··· DATA ENTRIES
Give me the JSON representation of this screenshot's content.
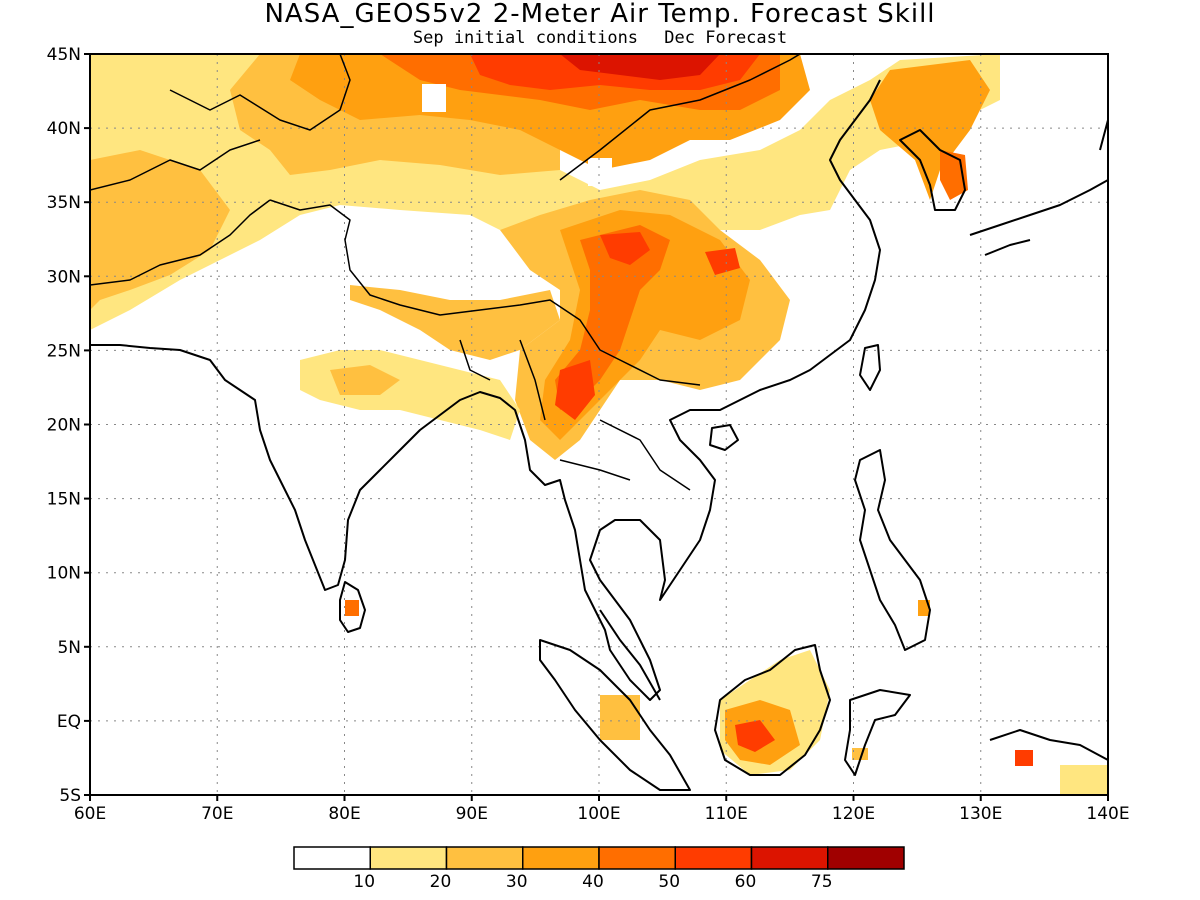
{
  "title": "NASA_GEOS5v2 2-Meter Air Temp. Forecast Skill",
  "subtitle_left": "Sep initial conditions",
  "subtitle_right": "Dec Forecast",
  "map": {
    "lon_range": [
      60,
      140
    ],
    "lat_range": [
      -5,
      45
    ],
    "lon_ticks": [
      "60E",
      "70E",
      "80E",
      "90E",
      "100E",
      "110E",
      "120E",
      "130E",
      "140E"
    ],
    "lat_ticks": [
      "45N",
      "40N",
      "35N",
      "30N",
      "25N",
      "20N",
      "15N",
      "10N",
      "5N",
      "EQ",
      "5S"
    ],
    "grid": "dotted"
  },
  "colorbar": {
    "levels": [
      "10",
      "20",
      "30",
      "40",
      "50",
      "60",
      "75"
    ],
    "colors": [
      "#ffffff",
      "#ffe680",
      "#ffc040",
      "#ffa010",
      "#ff6e00",
      "#ff3c00",
      "#dc1400",
      "#a00000"
    ]
  },
  "chart_data": {
    "type": "heatmap",
    "title": "NASA_GEOS5v2 2-Meter Air Temp. Forecast Skill",
    "subtitle": "Sep initial conditions  Dec Forecast",
    "xlim": [
      60,
      140
    ],
    "ylim": [
      -5,
      45
    ],
    "regions": [
      {
        "name": "",
        "lon": [
          90,
          110
        ],
        "lat": [
          41,
          45
        ],
        "value": 55
      },
      {
        "name": "",
        "lon": [
          77,
          105
        ],
        "lat": [
          36,
          44
        ],
        "value": 42
      },
      {
        "name": "",
        "lon": [
          60,
          77
        ],
        "lat": [
          31,
          42
        ],
        "value": 25
      },
      {
        "name": "",
        "lon": [
          60,
          67
        ],
        "lat": [
          27,
          35
        ],
        "value": 28
      },
      {
        "name": "",
        "lon": [
          96,
          115
        ],
        "lat": [
          22,
          36
        ],
        "value": 40
      },
      {
        "name": "",
        "lon": [
          99,
          104
        ],
        "lat": [
          26,
          33
        ],
        "value": 52
      },
      {
        "name": "",
        "lon": [
          95,
          99
        ],
        "lat": [
          18,
          24
        ],
        "value": 50
      },
      {
        "name": "",
        "lon": [
          104,
          120
        ],
        "lat": [
          21,
          32
        ],
        "value": 25
      },
      {
        "name": "",
        "lon": [
          108,
          112
        ],
        "lat": [
          29,
          32
        ],
        "value": 50
      },
      {
        "name": "",
        "lon": [
          125,
          130
        ],
        "lat": [
          36,
          44
        ],
        "value": 40
      },
      {
        "name": "",
        "lon": [
          84,
          97
        ],
        "lat": [
          22,
          27
        ],
        "value": 30
      },
      {
        "name": "",
        "lon": [
          81,
          90
        ],
        "lat": [
          20,
          24
        ],
        "value": 20
      },
      {
        "name": "",
        "lon": [
          109,
          118
        ],
        "lat": [
          -3,
          5
        ],
        "value": 35
      },
      {
        "name": "",
        "lon": [
          110,
          114
        ],
        "lat": [
          -2.5,
          0
        ],
        "value": 55
      },
      {
        "name": "",
        "lon": [
          80.2,
          81.2
        ],
        "lat": [
          6.8,
          7.8
        ],
        "value": 50
      }
    ]
  }
}
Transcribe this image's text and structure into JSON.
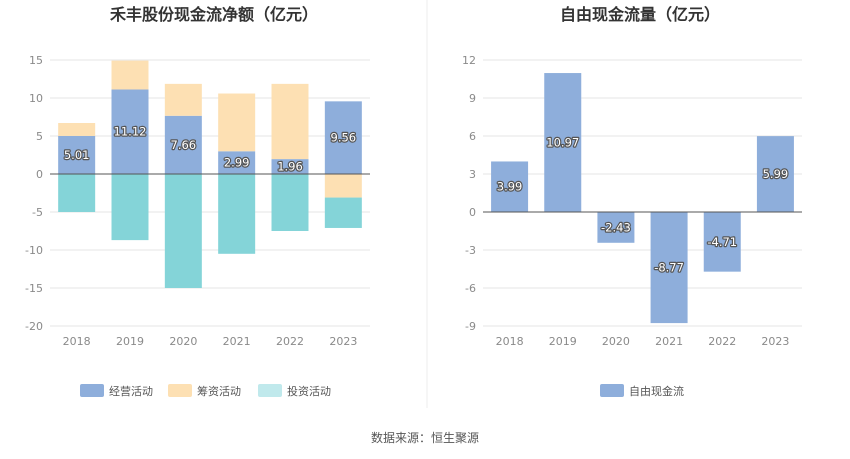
{
  "chart_data": [
    {
      "type": "bar",
      "stacked": true,
      "title": "禾丰股份现金流净额（亿元）",
      "categories": [
        "2018",
        "2019",
        "2020",
        "2021",
        "2022",
        "2023"
      ],
      "ylim": [
        -20,
        15
      ],
      "yticks": [
        15,
        10,
        5,
        0,
        -5,
        -10,
        -15,
        -20
      ],
      "grid": true,
      "legend_position": "bottom",
      "series": [
        {
          "name": "经营活动",
          "color": "#8eaedb",
          "values": [
            5.01,
            11.12,
            7.66,
            2.99,
            1.96,
            9.56
          ],
          "labels": [
            "5.01",
            "11.12",
            "7.66",
            "2.99",
            "1.96",
            "9.56"
          ]
        },
        {
          "name": "筹资活动",
          "color": "#fde0b3",
          "values": [
            1.7,
            3.8,
            4.2,
            7.6,
            9.9,
            -3.1
          ]
        },
        {
          "name": "投资活动",
          "color": "#84d4d8",
          "legend_color": "#c0e9ec",
          "values": [
            -5.0,
            -8.7,
            -15.0,
            -10.5,
            -7.5,
            -4.0
          ]
        }
      ]
    },
    {
      "type": "bar",
      "title": "自由现金流量（亿元）",
      "categories": [
        "2018",
        "2019",
        "2020",
        "2021",
        "2022",
        "2023"
      ],
      "ylim": [
        -9,
        12
      ],
      "yticks": [
        12,
        9,
        6,
        3,
        0,
        -3,
        -6,
        -9
      ],
      "grid": true,
      "legend_position": "bottom",
      "series": [
        {
          "name": "自由现金流",
          "color": "#8eaedb",
          "values": [
            3.99,
            10.97,
            -2.43,
            -8.77,
            -4.71,
            5.99
          ],
          "labels": [
            "3.99",
            "10.97",
            "-2.43",
            "-8.77",
            "-4.71",
            "5.99"
          ]
        }
      ]
    }
  ],
  "footer": {
    "source": "数据来源：恒生聚源"
  }
}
······
PROBLEM TO WORK ON
Quote each record exactly as it stands, minus the pictures.

THE SOLUTION
Give me the JSON representation of this screenshot's content.
{
  "title": "NASA_GEOS5v2 2-Meter Air Temp. Forecast Skill",
  "subtitle_left": "Sep initial conditions",
  "subtitle_right": "Dec Forecast",
  "map": {
    "lon_range": [
      60,
      140
    ],
    "lat_range": [
      -5,
      45
    ],
    "lon_ticks": [
      "60E",
      "70E",
      "80E",
      "90E",
      "100E",
      "110E",
      "120E",
      "130E",
      "140E"
    ],
    "lat_ticks": [
      "45N",
      "40N",
      "35N",
      "30N",
      "25N",
      "20N",
      "15N",
      "10N",
      "5N",
      "EQ",
      "5S"
    ],
    "grid": "dotted"
  },
  "colorbar": {
    "levels": [
      "10",
      "20",
      "30",
      "40",
      "50",
      "60",
      "75"
    ],
    "colors": [
      "#ffffff",
      "#ffe680",
      "#ffc040",
      "#ffa010",
      "#ff6e00",
      "#ff3c00",
      "#dc1400",
      "#a00000"
    ]
  },
  "chart_data": {
    "type": "heatmap",
    "title": "NASA_GEOS5v2 2-Meter Air Temp. Forecast Skill",
    "subtitle": "Sep initial conditions  Dec Forecast",
    "xlim": [
      60,
      140
    ],
    "ylim": [
      -5,
      45
    ],
    "regions": [
      {
        "name": "",
        "lon": [
          90,
          110
        ],
        "lat": [
          41,
          45
        ],
        "value": 55
      },
      {
        "name": "",
        "lon": [
          77,
          105
        ],
        "lat": [
          36,
          44
        ],
        "value": 42
      },
      {
        "name": "",
        "lon": [
          60,
          77
        ],
        "lat": [
          31,
          42
        ],
        "value": 25
      },
      {
        "name": "",
        "lon": [
          60,
          67
        ],
        "lat": [
          27,
          35
        ],
        "value": 28
      },
      {
        "name": "",
        "lon": [
          96,
          115
        ],
        "lat": [
          22,
          36
        ],
        "value": 40
      },
      {
        "name": "",
        "lon": [
          99,
          104
        ],
        "lat": [
          26,
          33
        ],
        "value": 52
      },
      {
        "name": "",
        "lon": [
          95,
          99
        ],
        "lat": [
          18,
          24
        ],
        "value": 50
      },
      {
        "name": "",
        "lon": [
          104,
          120
        ],
        "lat": [
          21,
          32
        ],
        "value": 25
      },
      {
        "name": "",
        "lon": [
          108,
          112
        ],
        "lat": [
          29,
          32
        ],
        "value": 50
      },
      {
        "name": "",
        "lon": [
          125,
          130
        ],
        "lat": [
          36,
          44
        ],
        "value": 40
      },
      {
        "name": "",
        "lon": [
          84,
          97
        ],
        "lat": [
          22,
          27
        ],
        "value": 30
      },
      {
        "name": "",
        "lon": [
          81,
          90
        ],
        "lat": [
          20,
          24
        ],
        "value": 20
      },
      {
        "name": "",
        "lon": [
          109,
          118
        ],
        "lat": [
          -3,
          5
        ],
        "value": 35
      },
      {
        "name": "",
        "lon": [
          110,
          114
        ],
        "lat": [
          -2.5,
          0
        ],
        "value": 55
      },
      {
        "name": "",
        "lon": [
          80.2,
          81.2
        ],
        "lat": [
          6.8,
          7.8
        ],
        "value": 50
      }
    ]
  }
}
Transcribe this image's text and structure into JSON.
{
  "chart_data": [
    {
      "type": "bar",
      "stacked": true,
      "title": "禾丰股份现金流净额（亿元）",
      "categories": [
        "2018",
        "2019",
        "2020",
        "2021",
        "2022",
        "2023"
      ],
      "ylim": [
        -20,
        15
      ],
      "yticks": [
        15,
        10,
        5,
        0,
        -5,
        -10,
        -15,
        -20
      ],
      "grid": true,
      "legend_position": "bottom",
      "series": [
        {
          "name": "经营活动",
          "color": "#8eaedb",
          "values": [
            5.01,
            11.12,
            7.66,
            2.99,
            1.96,
            9.56
          ],
          "labels": [
            "5.01",
            "11.12",
            "7.66",
            "2.99",
            "1.96",
            "9.56"
          ]
        },
        {
          "name": "筹资活动",
          "color": "#fde0b3",
          "values": [
            1.7,
            3.8,
            4.2,
            7.6,
            9.9,
            -3.1
          ]
        },
        {
          "name": "投资活动",
          "color": "#84d4d8",
          "legend_color": "#c0e9ec",
          "values": [
            -5.0,
            -8.7,
            -15.0,
            -10.5,
            -7.5,
            -4.0
          ]
        }
      ]
    },
    {
      "type": "bar",
      "title": "自由现金流量（亿元）",
      "categories": [
        "2018",
        "2019",
        "2020",
        "2021",
        "2022",
        "2023"
      ],
      "ylim": [
        -9,
        12
      ],
      "yticks": [
        12,
        9,
        6,
        3,
        0,
        -3,
        -6,
        -9
      ],
      "grid": true,
      "legend_position": "bottom",
      "series": [
        {
          "name": "自由现金流",
          "color": "#8eaedb",
          "values": [
            3.99,
            10.97,
            -2.43,
            -8.77,
            -4.71,
            5.99
          ],
          "labels": [
            "3.99",
            "10.97",
            "-2.43",
            "-8.77",
            "-4.71",
            "5.99"
          ]
        }
      ]
    }
  ],
  "footer": {
    "source": "数据来源：恒生聚源"
  }
}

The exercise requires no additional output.